* **STATED TASK 1**: Write out the passage of the case summary from "- Howard filed" up to and including "press Batson objections.", word for word.

* **PASSAGE PROVIDED**:
============

Howard v. Horn
2014 U.S. Dist. LEXIS 156528
E.D. Pa.2014Background
- In 1989 Melvin Howard was convicted of first-degree murder; his death sentence was vacated in 2011 and he was resentenced to life without parole. The murder conviction rested largely on one eyewitness, Hezekiah Sermons.
- Howard filed a federal habeas petition raising nine claims; Magistrate Judge Sitarski recommended denial and the District Court adopted that R&R, overruling Howard’s objections to four claims (A, B, C, E).
- Claim A: ineffective assistance of trial counsel (IAC) for failing to investigate/present mental‑health and background evidence that Howard asserts would support lesser homicide defenses (provocation/heat of passion; diminished capacity; imperfect self‑defense).
- Claim B: Batson challenge — Howard alleged the prosecutor used peremptory strikes discriminatorily and that trial/appellate counsel were ineffective for failing to press Batson objections.
- Claim C: prosecutorial misconduct in closing argument (various comments about witness military service, failure to call a witness, faulting defendant for not producing evidence, appeal to sympathy/public safety) and related IAC for not objecting.

============

(Element location data)
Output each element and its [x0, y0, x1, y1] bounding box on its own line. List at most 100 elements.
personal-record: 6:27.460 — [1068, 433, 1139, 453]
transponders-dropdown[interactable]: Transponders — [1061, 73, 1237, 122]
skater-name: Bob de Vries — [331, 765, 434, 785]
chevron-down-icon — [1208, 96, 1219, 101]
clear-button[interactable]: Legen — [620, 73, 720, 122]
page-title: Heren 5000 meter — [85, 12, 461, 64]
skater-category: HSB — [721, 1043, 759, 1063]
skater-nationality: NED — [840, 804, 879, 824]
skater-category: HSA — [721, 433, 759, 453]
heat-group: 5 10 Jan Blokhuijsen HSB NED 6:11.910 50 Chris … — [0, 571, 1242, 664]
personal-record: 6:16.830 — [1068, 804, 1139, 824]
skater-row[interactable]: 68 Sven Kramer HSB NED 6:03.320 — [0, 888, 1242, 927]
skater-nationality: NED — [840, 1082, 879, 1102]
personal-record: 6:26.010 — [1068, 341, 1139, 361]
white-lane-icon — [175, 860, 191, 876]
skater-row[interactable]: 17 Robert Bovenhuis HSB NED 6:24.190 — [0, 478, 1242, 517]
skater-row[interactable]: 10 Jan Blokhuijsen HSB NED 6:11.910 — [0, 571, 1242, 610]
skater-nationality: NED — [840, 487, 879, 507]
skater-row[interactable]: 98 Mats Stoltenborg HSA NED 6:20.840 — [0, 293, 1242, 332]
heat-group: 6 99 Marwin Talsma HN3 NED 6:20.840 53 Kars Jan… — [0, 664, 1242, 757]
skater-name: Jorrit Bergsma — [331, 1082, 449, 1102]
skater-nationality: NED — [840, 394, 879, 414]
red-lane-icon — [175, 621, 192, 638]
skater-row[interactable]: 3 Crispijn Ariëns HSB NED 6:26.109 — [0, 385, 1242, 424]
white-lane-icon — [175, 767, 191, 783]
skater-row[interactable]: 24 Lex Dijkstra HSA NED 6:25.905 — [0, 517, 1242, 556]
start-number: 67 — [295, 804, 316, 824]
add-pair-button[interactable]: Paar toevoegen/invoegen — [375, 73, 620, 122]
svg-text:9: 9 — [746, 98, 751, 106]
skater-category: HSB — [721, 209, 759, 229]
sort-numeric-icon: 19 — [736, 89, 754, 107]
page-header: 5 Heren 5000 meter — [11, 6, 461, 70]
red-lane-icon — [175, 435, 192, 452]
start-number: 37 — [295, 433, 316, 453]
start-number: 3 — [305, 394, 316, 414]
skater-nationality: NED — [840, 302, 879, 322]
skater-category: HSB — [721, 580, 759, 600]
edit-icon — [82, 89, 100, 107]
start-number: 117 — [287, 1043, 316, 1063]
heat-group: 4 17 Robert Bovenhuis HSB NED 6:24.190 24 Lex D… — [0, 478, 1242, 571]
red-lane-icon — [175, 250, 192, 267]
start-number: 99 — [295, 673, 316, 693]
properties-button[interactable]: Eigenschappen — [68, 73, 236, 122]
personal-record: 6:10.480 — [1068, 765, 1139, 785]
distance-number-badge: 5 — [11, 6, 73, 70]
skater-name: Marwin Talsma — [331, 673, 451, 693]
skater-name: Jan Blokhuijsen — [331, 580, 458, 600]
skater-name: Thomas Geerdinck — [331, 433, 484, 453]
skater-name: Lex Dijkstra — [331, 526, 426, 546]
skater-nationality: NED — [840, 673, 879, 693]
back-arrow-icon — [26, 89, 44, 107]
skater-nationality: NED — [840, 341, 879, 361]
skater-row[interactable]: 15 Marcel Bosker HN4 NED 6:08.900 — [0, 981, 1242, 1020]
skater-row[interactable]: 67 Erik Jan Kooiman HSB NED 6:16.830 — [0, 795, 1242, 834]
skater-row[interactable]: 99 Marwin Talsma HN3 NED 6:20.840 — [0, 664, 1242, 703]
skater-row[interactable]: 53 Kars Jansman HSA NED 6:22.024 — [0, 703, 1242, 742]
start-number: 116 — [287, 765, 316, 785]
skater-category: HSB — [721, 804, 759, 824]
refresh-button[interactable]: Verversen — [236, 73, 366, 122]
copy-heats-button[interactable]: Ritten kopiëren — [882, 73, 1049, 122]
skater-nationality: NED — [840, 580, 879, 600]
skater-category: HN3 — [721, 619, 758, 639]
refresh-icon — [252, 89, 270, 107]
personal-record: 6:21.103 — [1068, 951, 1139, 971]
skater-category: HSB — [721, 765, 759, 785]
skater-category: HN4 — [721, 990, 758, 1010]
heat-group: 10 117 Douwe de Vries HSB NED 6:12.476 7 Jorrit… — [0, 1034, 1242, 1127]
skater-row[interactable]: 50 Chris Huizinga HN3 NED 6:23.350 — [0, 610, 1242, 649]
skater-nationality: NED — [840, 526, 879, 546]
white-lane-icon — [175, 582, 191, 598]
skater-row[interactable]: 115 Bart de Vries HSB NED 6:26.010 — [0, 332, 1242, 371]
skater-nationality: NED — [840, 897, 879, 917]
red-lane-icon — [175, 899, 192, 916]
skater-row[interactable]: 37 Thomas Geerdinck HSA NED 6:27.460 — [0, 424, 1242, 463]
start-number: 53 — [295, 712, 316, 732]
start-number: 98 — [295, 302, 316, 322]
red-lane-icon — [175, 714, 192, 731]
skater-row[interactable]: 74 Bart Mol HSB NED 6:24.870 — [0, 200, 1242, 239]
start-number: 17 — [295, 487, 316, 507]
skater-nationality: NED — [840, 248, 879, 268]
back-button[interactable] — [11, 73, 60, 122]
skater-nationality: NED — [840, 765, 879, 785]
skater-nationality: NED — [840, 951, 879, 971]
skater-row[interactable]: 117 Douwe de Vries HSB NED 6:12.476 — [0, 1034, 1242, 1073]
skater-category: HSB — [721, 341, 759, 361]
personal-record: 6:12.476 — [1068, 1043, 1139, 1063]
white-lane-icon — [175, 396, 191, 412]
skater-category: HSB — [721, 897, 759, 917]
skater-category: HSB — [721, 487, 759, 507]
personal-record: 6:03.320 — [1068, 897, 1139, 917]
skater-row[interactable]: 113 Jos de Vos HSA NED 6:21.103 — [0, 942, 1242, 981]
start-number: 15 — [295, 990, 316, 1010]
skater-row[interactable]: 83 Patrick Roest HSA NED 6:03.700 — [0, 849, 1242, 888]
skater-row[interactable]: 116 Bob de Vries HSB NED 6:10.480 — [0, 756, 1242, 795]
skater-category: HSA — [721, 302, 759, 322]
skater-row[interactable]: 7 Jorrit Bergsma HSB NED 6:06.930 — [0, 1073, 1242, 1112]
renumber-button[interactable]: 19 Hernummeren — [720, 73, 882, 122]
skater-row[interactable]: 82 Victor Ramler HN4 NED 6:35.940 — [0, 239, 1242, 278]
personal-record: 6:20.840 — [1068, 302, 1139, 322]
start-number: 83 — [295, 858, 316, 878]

============

* **STATED TASK 2**: Repeat the entries word for word, from their first line up to and including the line with "start-number: 67 — [295, 804, 316, 824]".

* **OUTPUT 1**:
- Howard filed a federal habeas petition raising nine claims; Magistrate Judge Sitarski recommended denial and the District Court adopted that R&R, overruling Howard’s objections to four claims (A, B, C, E).
- Claim A: ineffective assistance of trial counsel (IAC) for failing to investigate/present mental‑health and background evidence that Howard asserts would support lesser homicide defenses (provocation/heat of passion; diminished capacity; imperfect self‑defense).
- Claim B: Batson challenge — Howard alleged the prosecutor used peremptory strikes discriminatorily and that trial/appellate counsel were ineffective for failing to press Batson objections.

* **OUTPUT 2**:
Output each element and its [x0, y0, x1, y1] bounding box on its own line. List at most 100 elements.
personal-record: 6:27.460 — [1068, 433, 1139, 453]
transponders-dropdown[interactable]: Transponders — [1061, 73, 1237, 122]
skater-name: Bob de Vries — [331, 765, 434, 785]
chevron-down-icon — [1208, 96, 1219, 101]
clear-button[interactable]: Legen — [620, 73, 720, 122]
page-title: Heren 5000 meter — [85, 12, 461, 64]
skater-category: HSB — [721, 1043, 759, 1063]
skater-nationality: NED — [840, 804, 879, 824]
skater-category: HSA — [721, 433, 759, 453]
heat-group: 5 10 Jan Blokhuijsen HSB NED 6:11.910 50 Chris … — [0, 571, 1242, 664]
personal-record: 6:16.830 — [1068, 804, 1139, 824]
skater-row[interactable]: 68 Sven Kramer HSB NED 6:03.320 — [0, 888, 1242, 927]
skater-nationality: NED — [840, 1082, 879, 1102]
personal-record: 6:26.010 — [1068, 341, 1139, 361]
white-lane-icon — [175, 860, 191, 876]
skater-row[interactable]: 17 Robert Bovenhuis HSB NED 6:24.190 — [0, 478, 1242, 517]
skater-row[interactable]: 10 Jan Blokhuijsen HSB NED 6:11.910 — [0, 571, 1242, 610]
skater-nationality: NED — [840, 487, 879, 507]
skater-row[interactable]: 98 Mats Stoltenborg HSA NED 6:20.840 — [0, 293, 1242, 332]
heat-group: 6 99 Marwin Talsma HN3 NED 6:20.840 53 Kars Jan… — [0, 664, 1242, 757]
skater-name: Jorrit Bergsma — [331, 1082, 449, 1102]
skater-nationality: NED — [840, 394, 879, 414]
red-lane-icon — [175, 621, 192, 638]
skater-row[interactable]: 3 Crispijn Ariëns HSB NED 6:26.109 — [0, 385, 1242, 424]
white-lane-icon — [175, 767, 191, 783]
skater-row[interactable]: 24 Lex Dijkstra HSA NED 6:25.905 — [0, 517, 1242, 556]
start-number: 67 — [295, 804, 316, 824]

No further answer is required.